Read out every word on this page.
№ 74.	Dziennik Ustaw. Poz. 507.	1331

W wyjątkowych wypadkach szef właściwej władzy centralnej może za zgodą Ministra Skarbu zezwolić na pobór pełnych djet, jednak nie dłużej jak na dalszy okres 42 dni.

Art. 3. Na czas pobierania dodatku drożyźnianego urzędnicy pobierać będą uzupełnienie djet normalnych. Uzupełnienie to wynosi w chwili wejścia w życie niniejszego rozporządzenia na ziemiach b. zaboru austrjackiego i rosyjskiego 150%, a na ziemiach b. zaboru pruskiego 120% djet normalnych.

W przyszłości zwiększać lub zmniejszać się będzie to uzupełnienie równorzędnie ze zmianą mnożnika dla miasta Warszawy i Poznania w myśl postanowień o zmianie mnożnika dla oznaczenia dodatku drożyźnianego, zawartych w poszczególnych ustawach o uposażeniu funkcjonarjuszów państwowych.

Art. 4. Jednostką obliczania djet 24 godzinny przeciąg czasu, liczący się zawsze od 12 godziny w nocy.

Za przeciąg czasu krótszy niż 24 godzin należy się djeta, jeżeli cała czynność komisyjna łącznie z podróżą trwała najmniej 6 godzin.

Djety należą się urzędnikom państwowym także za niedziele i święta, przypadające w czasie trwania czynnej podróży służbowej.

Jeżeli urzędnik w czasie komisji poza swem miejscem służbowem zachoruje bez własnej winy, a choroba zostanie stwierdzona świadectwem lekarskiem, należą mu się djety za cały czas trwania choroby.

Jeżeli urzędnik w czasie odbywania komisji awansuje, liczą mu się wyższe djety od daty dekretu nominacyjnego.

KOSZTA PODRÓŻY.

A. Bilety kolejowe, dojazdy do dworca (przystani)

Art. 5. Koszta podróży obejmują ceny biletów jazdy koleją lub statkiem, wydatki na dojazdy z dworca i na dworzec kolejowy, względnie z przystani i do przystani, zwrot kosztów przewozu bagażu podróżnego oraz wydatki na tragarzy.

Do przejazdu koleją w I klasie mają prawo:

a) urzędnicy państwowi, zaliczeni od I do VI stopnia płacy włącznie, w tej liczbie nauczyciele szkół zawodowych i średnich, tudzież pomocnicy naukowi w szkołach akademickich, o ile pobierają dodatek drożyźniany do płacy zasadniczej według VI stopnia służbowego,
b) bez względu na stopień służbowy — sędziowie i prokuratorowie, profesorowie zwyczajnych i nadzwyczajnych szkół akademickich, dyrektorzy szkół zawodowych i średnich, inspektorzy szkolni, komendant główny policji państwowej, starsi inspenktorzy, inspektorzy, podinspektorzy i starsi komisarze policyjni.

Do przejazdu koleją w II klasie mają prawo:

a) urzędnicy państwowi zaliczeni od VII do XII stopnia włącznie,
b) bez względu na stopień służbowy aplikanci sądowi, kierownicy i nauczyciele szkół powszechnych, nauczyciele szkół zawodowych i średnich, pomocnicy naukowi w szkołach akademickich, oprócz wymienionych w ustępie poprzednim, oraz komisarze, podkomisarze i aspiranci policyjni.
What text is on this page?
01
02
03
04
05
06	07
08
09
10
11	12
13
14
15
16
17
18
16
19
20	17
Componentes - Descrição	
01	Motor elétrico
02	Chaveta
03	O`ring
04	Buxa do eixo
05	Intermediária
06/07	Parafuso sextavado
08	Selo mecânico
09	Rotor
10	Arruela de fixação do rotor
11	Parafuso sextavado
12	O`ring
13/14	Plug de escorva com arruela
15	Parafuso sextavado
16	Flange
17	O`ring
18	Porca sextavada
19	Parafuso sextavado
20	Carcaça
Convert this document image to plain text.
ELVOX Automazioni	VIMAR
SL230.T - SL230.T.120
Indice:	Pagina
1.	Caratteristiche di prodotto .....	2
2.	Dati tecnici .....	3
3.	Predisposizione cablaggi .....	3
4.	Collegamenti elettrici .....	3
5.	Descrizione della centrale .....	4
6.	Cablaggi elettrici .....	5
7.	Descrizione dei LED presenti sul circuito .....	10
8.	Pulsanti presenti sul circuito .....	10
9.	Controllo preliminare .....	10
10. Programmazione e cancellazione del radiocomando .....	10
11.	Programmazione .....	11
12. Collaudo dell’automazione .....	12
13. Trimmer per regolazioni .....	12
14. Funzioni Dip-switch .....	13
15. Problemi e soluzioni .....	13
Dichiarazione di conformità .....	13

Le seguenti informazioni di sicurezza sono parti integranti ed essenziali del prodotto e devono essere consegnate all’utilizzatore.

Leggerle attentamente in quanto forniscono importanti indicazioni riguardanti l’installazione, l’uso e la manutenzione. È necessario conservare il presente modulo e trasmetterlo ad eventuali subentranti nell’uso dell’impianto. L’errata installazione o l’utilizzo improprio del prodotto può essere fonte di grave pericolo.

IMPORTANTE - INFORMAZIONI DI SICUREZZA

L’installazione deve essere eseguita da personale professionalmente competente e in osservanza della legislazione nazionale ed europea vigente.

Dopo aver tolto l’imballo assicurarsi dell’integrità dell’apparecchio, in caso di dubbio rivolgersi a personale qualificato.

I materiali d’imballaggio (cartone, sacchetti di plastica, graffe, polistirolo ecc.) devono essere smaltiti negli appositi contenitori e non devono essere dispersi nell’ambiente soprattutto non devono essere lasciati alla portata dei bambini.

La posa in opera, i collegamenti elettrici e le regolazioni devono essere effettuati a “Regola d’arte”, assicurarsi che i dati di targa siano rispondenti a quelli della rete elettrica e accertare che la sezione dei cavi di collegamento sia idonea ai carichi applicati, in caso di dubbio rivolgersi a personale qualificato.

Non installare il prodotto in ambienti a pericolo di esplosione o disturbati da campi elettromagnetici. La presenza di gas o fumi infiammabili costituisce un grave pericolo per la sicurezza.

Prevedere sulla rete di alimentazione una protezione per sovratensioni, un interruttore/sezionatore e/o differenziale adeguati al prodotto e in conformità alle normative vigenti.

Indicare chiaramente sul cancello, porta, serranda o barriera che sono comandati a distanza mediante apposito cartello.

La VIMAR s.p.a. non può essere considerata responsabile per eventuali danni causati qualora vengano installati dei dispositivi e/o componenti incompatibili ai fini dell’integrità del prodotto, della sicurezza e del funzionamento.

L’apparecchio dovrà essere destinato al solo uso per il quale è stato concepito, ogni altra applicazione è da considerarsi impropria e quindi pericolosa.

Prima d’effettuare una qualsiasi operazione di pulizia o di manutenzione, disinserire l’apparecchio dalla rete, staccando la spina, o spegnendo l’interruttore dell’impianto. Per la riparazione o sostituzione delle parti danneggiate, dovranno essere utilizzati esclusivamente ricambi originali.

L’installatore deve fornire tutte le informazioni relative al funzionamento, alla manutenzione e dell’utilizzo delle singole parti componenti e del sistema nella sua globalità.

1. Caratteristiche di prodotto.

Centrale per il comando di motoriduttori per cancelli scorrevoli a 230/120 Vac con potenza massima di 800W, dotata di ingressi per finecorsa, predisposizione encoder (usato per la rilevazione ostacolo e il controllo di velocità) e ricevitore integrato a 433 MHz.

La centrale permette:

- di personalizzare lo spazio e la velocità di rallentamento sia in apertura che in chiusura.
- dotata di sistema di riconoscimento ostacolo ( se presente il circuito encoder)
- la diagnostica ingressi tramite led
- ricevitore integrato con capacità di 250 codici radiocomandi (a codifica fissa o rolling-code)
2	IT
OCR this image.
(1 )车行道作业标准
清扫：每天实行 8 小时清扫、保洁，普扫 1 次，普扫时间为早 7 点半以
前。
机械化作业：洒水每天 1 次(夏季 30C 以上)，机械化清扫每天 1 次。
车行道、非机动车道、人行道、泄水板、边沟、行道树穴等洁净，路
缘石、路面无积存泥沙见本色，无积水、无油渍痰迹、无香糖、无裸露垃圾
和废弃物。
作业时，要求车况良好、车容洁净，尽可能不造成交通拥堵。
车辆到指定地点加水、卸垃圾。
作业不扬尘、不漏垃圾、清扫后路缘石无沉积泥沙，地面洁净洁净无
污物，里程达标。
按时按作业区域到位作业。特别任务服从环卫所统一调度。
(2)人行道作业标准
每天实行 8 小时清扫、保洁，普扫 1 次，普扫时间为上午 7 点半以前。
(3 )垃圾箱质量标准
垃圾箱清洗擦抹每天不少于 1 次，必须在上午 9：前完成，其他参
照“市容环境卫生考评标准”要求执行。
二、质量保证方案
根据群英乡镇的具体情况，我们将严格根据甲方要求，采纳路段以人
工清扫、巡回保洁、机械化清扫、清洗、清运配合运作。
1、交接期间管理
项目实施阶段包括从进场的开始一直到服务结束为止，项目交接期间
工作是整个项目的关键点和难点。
* * * * * * * * *
Copy each line exactly, from the line containing "OCR this image." down to the last line of the material, and no other lines.

OCR this image.
(1 )车行道作业标准
清扫：每天实行 8 小时清扫、保洁，普扫 1 次，普扫时间为早 7 点半以
前。
机械化作业：洒水每天 1 次(夏季 30C 以上)，机械化清扫每天 1 次。
车行道、非机动车道、人行道、泄水板、边沟、行道树穴等洁净，路
缘石、路面无积存泥沙见本色，无积水、无油渍痰迹、无香糖、无裸露垃圾
和废弃物。
作业时，要求车况良好、车容洁净，尽可能不造成交通拥堵。
车辆到指定地点加水、卸垃圾。
作业不扬尘、不漏垃圾、清扫后路缘石无沉积泥沙，地面洁净洁净无
污物，里程达标。
按时按作业区域到位作业。特别任务服从环卫所统一调度。
(2)人行道作业标准
每天实行 8 小时清扫、保洁，普扫 1 次，普扫时间为上午 7 点半以前。
(3 )垃圾箱质量标准
垃圾箱清洗擦抹每天不少于 1 次，必须在上午 9：前完成，其他参
照“市容环境卫生考评标准”要求执行。
二、质量保证方案
根据群英乡镇的具体情况，我们将严格根据甲方要求，采纳路段以人
工清扫、巡回保洁、机械化清扫、清洗、清运配合运作。
1、交接期间管理
项目实施阶段包括从进场的开始一直到服务结束为止，项目交接期间
工作是整个项目的关键点和难点。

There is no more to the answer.